» WHAT IS REQUIRED: Pull out all lines from the listing below in which the word "name" appears.

**** SUPPLIED DATA

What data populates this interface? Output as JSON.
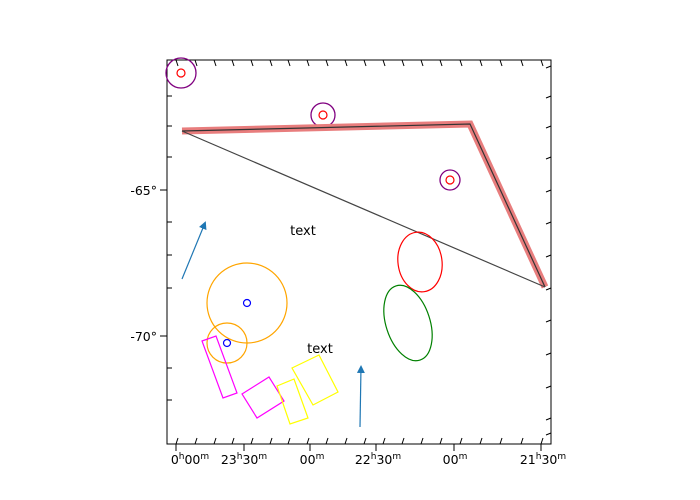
{
  "chart_data": {
    "type": "sky-map",
    "title": "",
    "xlabel": "",
    "ylabel": "",
    "projection": "celestial RA/Dec",
    "x_axis": "Right Ascension (decreasing to the right)",
    "x_ticks": [
      {
        "h": "0",
        "m": "00"
      },
      {
        "h": "23",
        "m": "30"
      },
      {
        "h": "",
        "m": "00"
      },
      {
        "h": "22",
        "m": "30"
      },
      {
        "h": "",
        "m": "00"
      },
      {
        "h": "21",
        "m": "30"
      }
    ],
    "x_tick_ra_hours": [
      24.0,
      23.5,
      23.0,
      22.5,
      22.0,
      21.5
    ],
    "y_ticks": [
      "-65°",
      "-70°"
    ],
    "y_tick_values": [
      -65,
      -70
    ],
    "text_annotations": [
      "text",
      "text"
    ],
    "regions": [
      {
        "kind": "circle-point",
        "color": "#800080"
      },
      {
        "kind": "circle-point",
        "color": "#800080"
      },
      {
        "kind": "circle-point",
        "color": "#800080"
      },
      {
        "kind": "polyline-band",
        "color": "#e87d7d"
      },
      {
        "kind": "polygon",
        "color": "#333333"
      },
      {
        "kind": "ellipse",
        "color": "#ff0000"
      },
      {
        "kind": "ellipse",
        "color": "#008000"
      },
      {
        "kind": "circle",
        "color": "#ffa500"
      },
      {
        "kind": "circle",
        "color": "#ffa500"
      },
      {
        "kind": "point",
        "color": "#0000ff"
      },
      {
        "kind": "point",
        "color": "#0000ff"
      },
      {
        "kind": "box",
        "color": "#ff00ff"
      },
      {
        "kind": "box",
        "color": "#ff00ff"
      },
      {
        "kind": "box",
        "color": "#ffff00"
      },
      {
        "kind": "box",
        "color": "#ffff00"
      },
      {
        "kind": "vector",
        "color": "#1f77b4"
      },
      {
        "kind": "vector",
        "color": "#1f77b4"
      }
    ],
    "grid": false
  }
}
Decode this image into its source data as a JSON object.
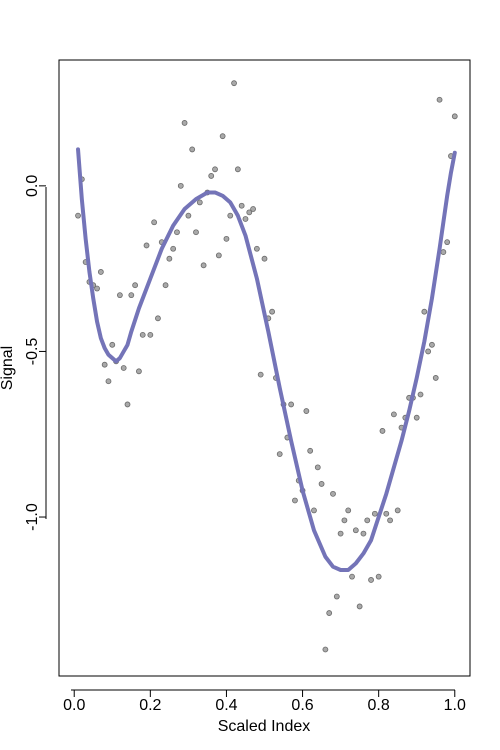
{
  "chart_data": {
    "type": "scatter",
    "xlabel": "Scaled Index",
    "ylabel": "Signal",
    "xlim": [
      -0.04,
      1.04
    ],
    "ylim": [
      -1.48,
      0.38
    ],
    "x_ticks": [
      0.0,
      0.2,
      0.4,
      0.6,
      0.8,
      1.0
    ],
    "x_tick_labels": [
      "0.0",
      "0.2",
      "0.4",
      "0.6",
      "0.8",
      "1.0"
    ],
    "y_ticks": [
      0.0,
      -0.5,
      -1.0
    ],
    "y_tick_labels": [
      "0.0",
      "-0.5",
      "-1.0"
    ],
    "grid": false,
    "series": [
      {
        "kind": "points",
        "color": "#a9a9a9",
        "x": [
          0.01,
          0.02,
          0.03,
          0.04,
          0.05,
          0.06,
          0.07,
          0.08,
          0.09,
          0.1,
          0.11,
          0.12,
          0.13,
          0.14,
          0.15,
          0.16,
          0.17,
          0.18,
          0.19,
          0.2,
          0.21,
          0.22,
          0.23,
          0.24,
          0.25,
          0.26,
          0.27,
          0.28,
          0.29,
          0.3,
          0.31,
          0.32,
          0.33,
          0.34,
          0.35,
          0.36,
          0.37,
          0.38,
          0.39,
          0.4,
          0.41,
          0.42,
          0.43,
          0.44,
          0.45,
          0.46,
          0.47,
          0.48,
          0.49,
          0.5,
          0.51,
          0.52,
          0.53,
          0.54,
          0.55,
          0.56,
          0.57,
          0.58,
          0.59,
          0.6,
          0.61,
          0.62,
          0.63,
          0.64,
          0.65,
          0.66,
          0.67,
          0.68,
          0.69,
          0.7,
          0.71,
          0.72,
          0.73,
          0.74,
          0.75,
          0.76,
          0.77,
          0.78,
          0.79,
          0.8,
          0.81,
          0.82,
          0.83,
          0.84,
          0.85,
          0.86,
          0.87,
          0.88,
          0.89,
          0.9,
          0.91,
          0.92,
          0.93,
          0.94,
          0.95,
          0.96,
          0.97,
          0.98,
          0.99,
          1.0
        ],
        "y": [
          -0.09,
          0.02,
          -0.23,
          -0.29,
          -0.3,
          -0.31,
          -0.26,
          -0.54,
          -0.59,
          -0.48,
          -0.53,
          -0.33,
          -0.55,
          -0.66,
          -0.33,
          -0.3,
          -0.56,
          -0.45,
          -0.18,
          -0.45,
          -0.11,
          -0.4,
          -0.17,
          -0.3,
          -0.22,
          -0.19,
          -0.14,
          0.0,
          0.19,
          -0.09,
          0.11,
          -0.14,
          -0.05,
          -0.24,
          -0.02,
          0.03,
          0.05,
          -0.21,
          0.15,
          -0.16,
          -0.09,
          0.31,
          0.05,
          -0.06,
          -0.1,
          -0.08,
          -0.07,
          -0.19,
          -0.57,
          -0.22,
          -0.4,
          -0.38,
          -0.58,
          -0.81,
          -0.66,
          -0.76,
          -0.66,
          -0.95,
          -0.89,
          -0.92,
          -0.68,
          -0.8,
          -0.98,
          -0.85,
          -0.9,
          -1.4,
          -1.29,
          -0.93,
          -1.24,
          -1.05,
          -1.01,
          -0.98,
          -1.18,
          -1.04,
          -1.27,
          -1.05,
          -1.01,
          -1.19,
          -0.99,
          -1.18,
          -0.74,
          -0.99,
          -1.01,
          -0.69,
          -0.98,
          -0.73,
          -0.7,
          -0.64,
          -0.64,
          -0.7,
          -0.63,
          -0.38,
          -0.5,
          -0.48,
          -0.58,
          0.26,
          -0.2,
          -0.17,
          0.09,
          0.21
        ]
      },
      {
        "kind": "line",
        "color": "#7474b8",
        "x": [
          0.01,
          0.02,
          0.03,
          0.04,
          0.05,
          0.06,
          0.07,
          0.08,
          0.09,
          0.1,
          0.11,
          0.12,
          0.13,
          0.14,
          0.15,
          0.17,
          0.2,
          0.23,
          0.26,
          0.29,
          0.32,
          0.35,
          0.37,
          0.39,
          0.41,
          0.43,
          0.45,
          0.48,
          0.51,
          0.54,
          0.57,
          0.6,
          0.63,
          0.66,
          0.68,
          0.7,
          0.71,
          0.72,
          0.74,
          0.76,
          0.78,
          0.8,
          0.82,
          0.84,
          0.86,
          0.88,
          0.9,
          0.92,
          0.94,
          0.96,
          0.97,
          0.98,
          0.99,
          1.0
        ],
        "y": [
          0.11,
          -0.04,
          -0.16,
          -0.26,
          -0.34,
          -0.41,
          -0.46,
          -0.49,
          -0.51,
          -0.52,
          -0.53,
          -0.52,
          -0.5,
          -0.48,
          -0.44,
          -0.37,
          -0.28,
          -0.19,
          -0.12,
          -0.07,
          -0.04,
          -0.02,
          -0.02,
          -0.03,
          -0.05,
          -0.09,
          -0.15,
          -0.28,
          -0.44,
          -0.61,
          -0.77,
          -0.92,
          -1.04,
          -1.12,
          -1.15,
          -1.16,
          -1.16,
          -1.16,
          -1.14,
          -1.11,
          -1.07,
          -1.0,
          -0.93,
          -0.85,
          -0.77,
          -0.68,
          -0.58,
          -0.47,
          -0.34,
          -0.19,
          -0.11,
          -0.03,
          0.04,
          0.1
        ]
      }
    ]
  }
}
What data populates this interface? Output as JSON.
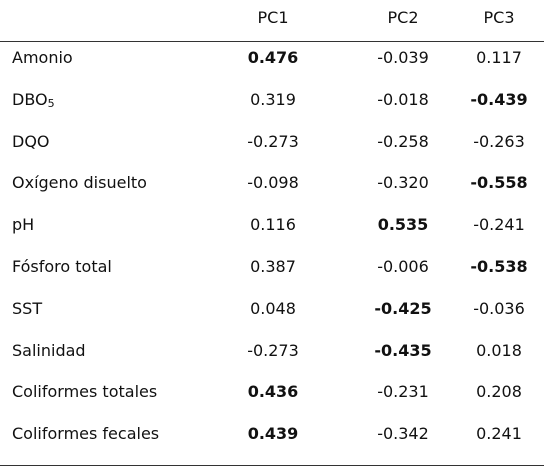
{
  "table": {
    "columns": [
      "",
      "PC1",
      "PC2",
      "PC3"
    ],
    "rows": [
      {
        "label": "Amonio",
        "sub": "",
        "values": [
          "0.476",
          "-0.039",
          "0.117"
        ],
        "bold": [
          true,
          false,
          false
        ]
      },
      {
        "label": "DBO",
        "sub": "5",
        "values": [
          "0.319",
          "-0.018",
          "-0.439"
        ],
        "bold": [
          false,
          false,
          true
        ]
      },
      {
        "label": "DQO",
        "sub": "",
        "values": [
          "-0.273",
          "-0.258",
          "-0.263"
        ],
        "bold": [
          false,
          false,
          false
        ]
      },
      {
        "label": "Oxígeno disuelto",
        "sub": "",
        "values": [
          "-0.098",
          "-0.320",
          "-0.558"
        ],
        "bold": [
          false,
          false,
          true
        ]
      },
      {
        "label": "pH",
        "sub": "",
        "values": [
          "0.116",
          "0.535",
          "-0.241"
        ],
        "bold": [
          false,
          true,
          false
        ]
      },
      {
        "label": "Fósforo total",
        "sub": "",
        "values": [
          "0.387",
          "-0.006",
          "-0.538"
        ],
        "bold": [
          false,
          false,
          true
        ]
      },
      {
        "label": "SST",
        "sub": "",
        "values": [
          "0.048",
          "-0.425",
          "-0.036"
        ],
        "bold": [
          false,
          true,
          false
        ]
      },
      {
        "label": "Salinidad",
        "sub": "",
        "values": [
          "-0.273",
          "-0.435",
          "0.018"
        ],
        "bold": [
          false,
          true,
          false
        ]
      },
      {
        "label": "Coliformes totales",
        "sub": "",
        "values": [
          "0.436",
          "-0.231",
          "0.208"
        ],
        "bold": [
          true,
          false,
          false
        ]
      },
      {
        "label": "Coliformes fecales",
        "sub": "",
        "values": [
          "0.439",
          "-0.342",
          "0.241"
        ],
        "bold": [
          true,
          false,
          false
        ]
      }
    ]
  }
}
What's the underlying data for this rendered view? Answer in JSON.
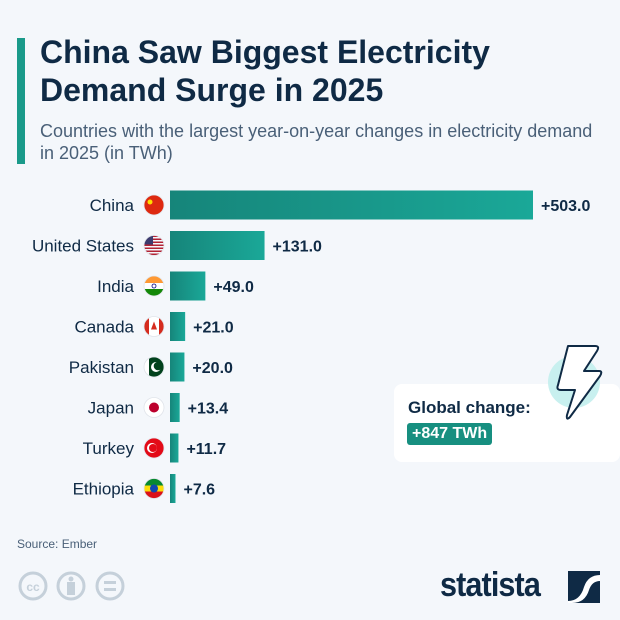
{
  "title": "China Saw Biggest Electricity Demand Surge in 2025",
  "subtitle": "Countries with the largest year-on-year changes in electricity demand in 2025 (in TWh)",
  "callout": {
    "label": "Global change:",
    "value": "+847 TWh",
    "icon": "lightning-bolt-icon"
  },
  "source": "Source: Ember",
  "brand": "statista",
  "colors": {
    "bar": "#1a9a8a",
    "text": "#0f2a45",
    "badge": "#178f80"
  },
  "chart_data": {
    "type": "bar",
    "orientation": "horizontal",
    "title": "China Saw Biggest Electricity Demand Surge in 2025",
    "categories": [
      "China",
      "United States",
      "India",
      "Canada",
      "Pakistan",
      "Japan",
      "Turkey",
      "Ethiopia"
    ],
    "values": [
      503.0,
      131.0,
      49.0,
      21.0,
      20.0,
      13.4,
      11.7,
      7.6
    ],
    "labels": [
      "+503.0",
      "+131.0",
      "+49.0",
      "+21.0",
      "+20.0",
      "+13.4",
      "+11.7",
      "+7.6"
    ],
    "flags": [
      "china-flag-icon",
      "us-flag-icon",
      "india-flag-icon",
      "canada-flag-icon",
      "pakistan-flag-icon",
      "japan-flag-icon",
      "turkey-flag-icon",
      "ethiopia-flag-icon"
    ],
    "xlim": [
      0,
      503
    ],
    "grid": false,
    "legend": "none",
    "unit": "TWh"
  }
}
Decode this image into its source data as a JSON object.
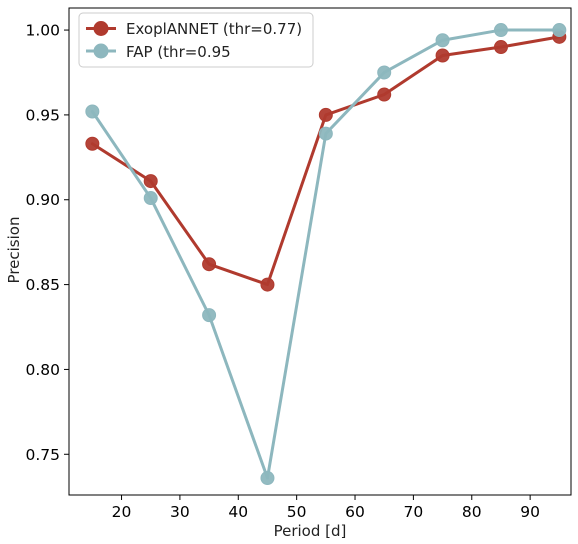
{
  "chart_data": {
    "type": "line",
    "xlabel": "Period [d]",
    "ylabel": "Precision",
    "xlim": [
      11,
      97
    ],
    "ylim": [
      0.726,
      1.013
    ],
    "xticks": [
      20,
      30,
      40,
      50,
      60,
      70,
      80,
      90
    ],
    "xtick_labels": [
      "20",
      "30",
      "40",
      "50",
      "60",
      "70",
      "80",
      "90"
    ],
    "yticks": [
      0.75,
      0.8,
      0.85,
      0.9,
      0.95,
      1.0
    ],
    "ytick_labels": [
      "0.75",
      "0.80",
      "0.85",
      "0.90",
      "0.95",
      "1.00"
    ],
    "grid": false,
    "legend_position": "top-left",
    "series": [
      {
        "name": "ExoplANNET (thr=0.77)",
        "color": "#b03a2e",
        "x": [
          15,
          25,
          35,
          45,
          55,
          65,
          75,
          85,
          95
        ],
        "y": [
          0.933,
          0.911,
          0.862,
          0.85,
          0.95,
          0.962,
          0.985,
          0.99,
          0.996
        ]
      },
      {
        "name": "FAP (thr=0.95",
        "color": "#8db7be",
        "x": [
          15,
          25,
          35,
          45,
          55,
          65,
          75,
          85,
          95
        ],
        "y": [
          0.952,
          0.901,
          0.832,
          0.736,
          0.939,
          0.975,
          0.994,
          1.0,
          1.0
        ]
      }
    ]
  }
}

********

» EXPECTED ANSWER:
        "name": "ExoplANNET (thr=0.77)",
        "name": "FAP (thr=0.95",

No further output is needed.